** WORK REQUEST **
Which lines of the data below contain "page"? Please show them all.

Dataset entries:
----
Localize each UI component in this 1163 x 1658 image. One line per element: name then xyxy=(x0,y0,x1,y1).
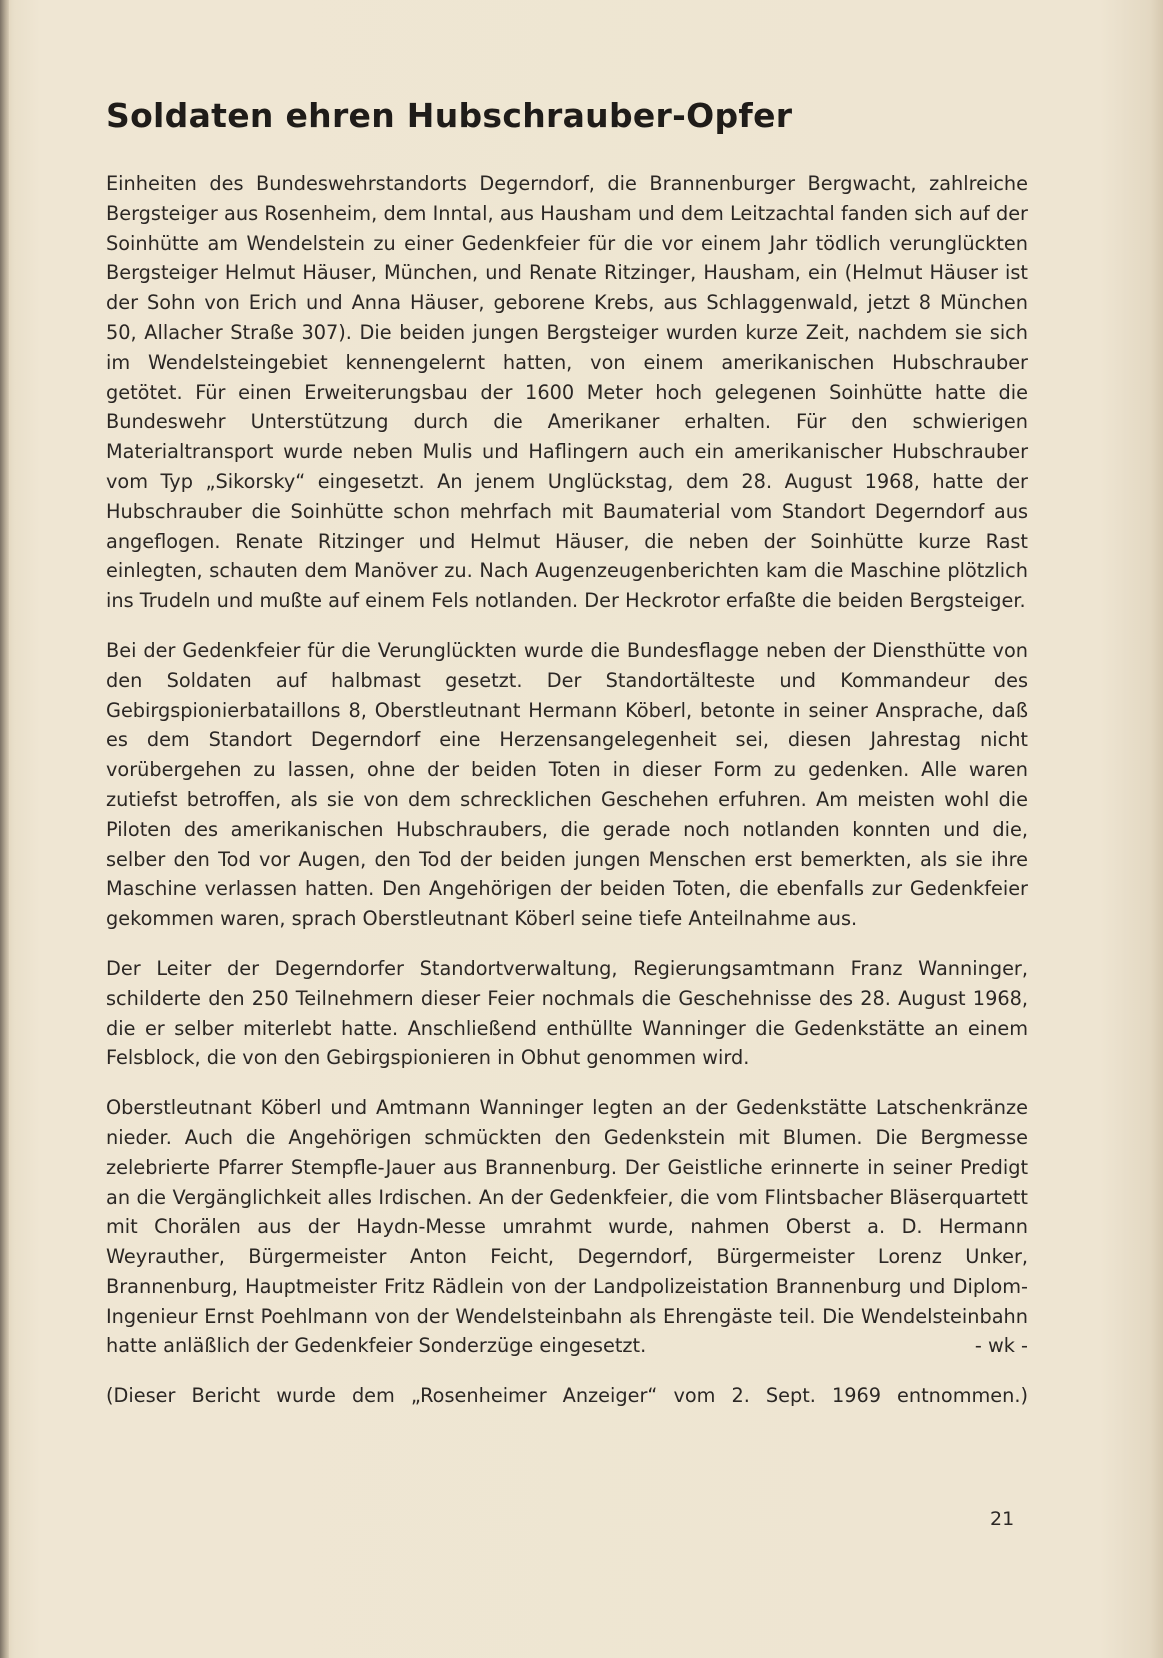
page-number: 21 xyxy=(990,1508,1015,1530)
page-binding-edge xyxy=(0,0,9,1658)
article-paragraph-1: Einheiten des Bundeswehrstandorts Degerndorf, die Brannenburger Bergwacht, zahlreiche Bergsteiger aus Rosenheim, dem Inntal, aus Hausham und dem Leitzachtal fanden sich auf der Soinhütte am Wendelstein zu einer Gedenkfeier für die vor einem Jahr tödlich verunglückten Bergsteiger Helmut Häuser, München, und Renate Ritzinger, Hausham, ein (Helmut Häuser ist der Sohn von Erich und Anna Häuser, geborene Krebs, aus Schlaggenwald, jetzt 8 München 50, Allacher Straße 307). Die beiden jungen Bergsteiger wurden kurze Zeit, nachdem sie sich im Wendelsteingebiet kennengelernt hatten, von einem amerikanischen Hubschrauber getötet. Für einen Erweiterungsbau der 1600 Meter hoch gelegenen Soinhütte hatte die Bundeswehr Unterstützung durch die Amerikaner erhalten. Für den schwierigen Materialtransport wurde neben Mulis und Haflingern auch ein amerikanischer Hubschrauber vom Typ „Sikorsky“ eingesetzt. An jenem Unglückstag, dem 28. August 1968, hatte der Hubschrauber die Soinhütte schon mehrfach mit Baumaterial vom Standort Degerndorf aus angeflogen. Renate Ritzinger und Helmut Häuser, die neben der Soinhütte kurze Rast einlegten, schauten dem Manöver zu. Nach Augenzeugenberichten kam die Maschine plötzlich ins Trudeln und mußte auf einem Fels notlanden. Der Heckrotor erfaßte die beiden Bergsteiger. xyxy=(106,172,1028,613)
article-paragraph-4 xyxy=(106,1093,1028,1361)
article-paragraph-2: Bei der Gedenkfeier für die Verunglückten wurde die Bundesflagge neben der Diensthütte von den Soldaten auf halbmast gesetzt. Der Standortälteste und Kommandeur des Gebirgspionierbataillons 8, Oberstleutnant Hermann Köberl, betonte in seiner Ansprache, daß es dem Standort Degerndorf eine Herzensangelegenheit sei, diesen Jahrestag nicht vorübergehen zu lassen, ohne der beiden Toten in dieser Form zu gedenken. Alle waren zutiefst betroffen, als sie von dem schrecklichen Geschehen erfuhren. Am meisten wohl die Piloten des amerikanischen Hubschraubers, die gerade noch notlanden konnten und die, selber den Tod vor Augen, den Tod der beiden jungen Menschen erst bemerkten, als sie ihre Maschine verlassen hatten. Den Angehörigen der beiden Toten, die ebenfalls zur Gedenkfeier gekommen waren, sprach Oberstleutnant Köberl seine tiefe Anteilnahme aus. xyxy=(106,638,1028,931)
source-note: (Dieser Bericht wurde dem „Rosenheimer Anzeiger“ vom 2. Sept. 1969 entnommen.) xyxy=(106,1384,1028,1408)
article-paragraph-3: Der Leiter der Degerndorfer Standortverwaltung, Regierungsamtmann Franz Wanninger, schilderte den 250 Teilnehmern dieser Feier nochmals die Geschehnisse des 28. August 1968, die er selber miterlebt hatte. Anschließend enthüllte Wanninger die Gedenkstätte an einem Felsblock, die von den Gebirgspionieren in Obhut genommen wird. xyxy=(106,956,1028,1070)
author-signature: - wk - xyxy=(974,1334,1028,1358)
article-title: Soldaten ehren Hubschrauber-Opfer xyxy=(106,96,793,135)
article-paragraph-4-text: Oberstleutnant Köberl und Amtmann Wanninger legten an der Gedenkstätte Latschenkränze nieder. Auch die Angehörigen schmückten den Gedenkstein mit Blumen. Die Bergmesse zelebrierte Pfarrer Stempfle-Jauer aus Brannenburg. Der Geistliche erinnerte in seiner Predigt an die Vergänglichkeit alles Irdischen. An der Gedenkfeier, die vom Flintsbacher Bläserquartett mit Chorälen aus der Haydn-Messe umrahmt wurde, nahmen Oberst a. D. Hermann Weyrauther, Bürgermeister Anton Feicht, Degerndorf, Bürgermeister Lorenz Unker, Brannenburg, Hauptmeister Fritz Rädlein von der Landpolizeistation Brannenburg und Diplom-Ingenieur Ernst Poehlmann von der Wendelsteinbahn als Ehrengäste teil. Die Wendelsteinbahn hatte anläßlich der Gedenkfeier Sonderzüge eingesetzt. xyxy=(106,1096,1028,1358)
article xyxy=(106,88,1028,1431)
----
** SOLUTION TO THIS PROBLEM **
page-number: 21 xyxy=(990,1508,1015,1530)
page-binding-edge xyxy=(0,0,9,1658)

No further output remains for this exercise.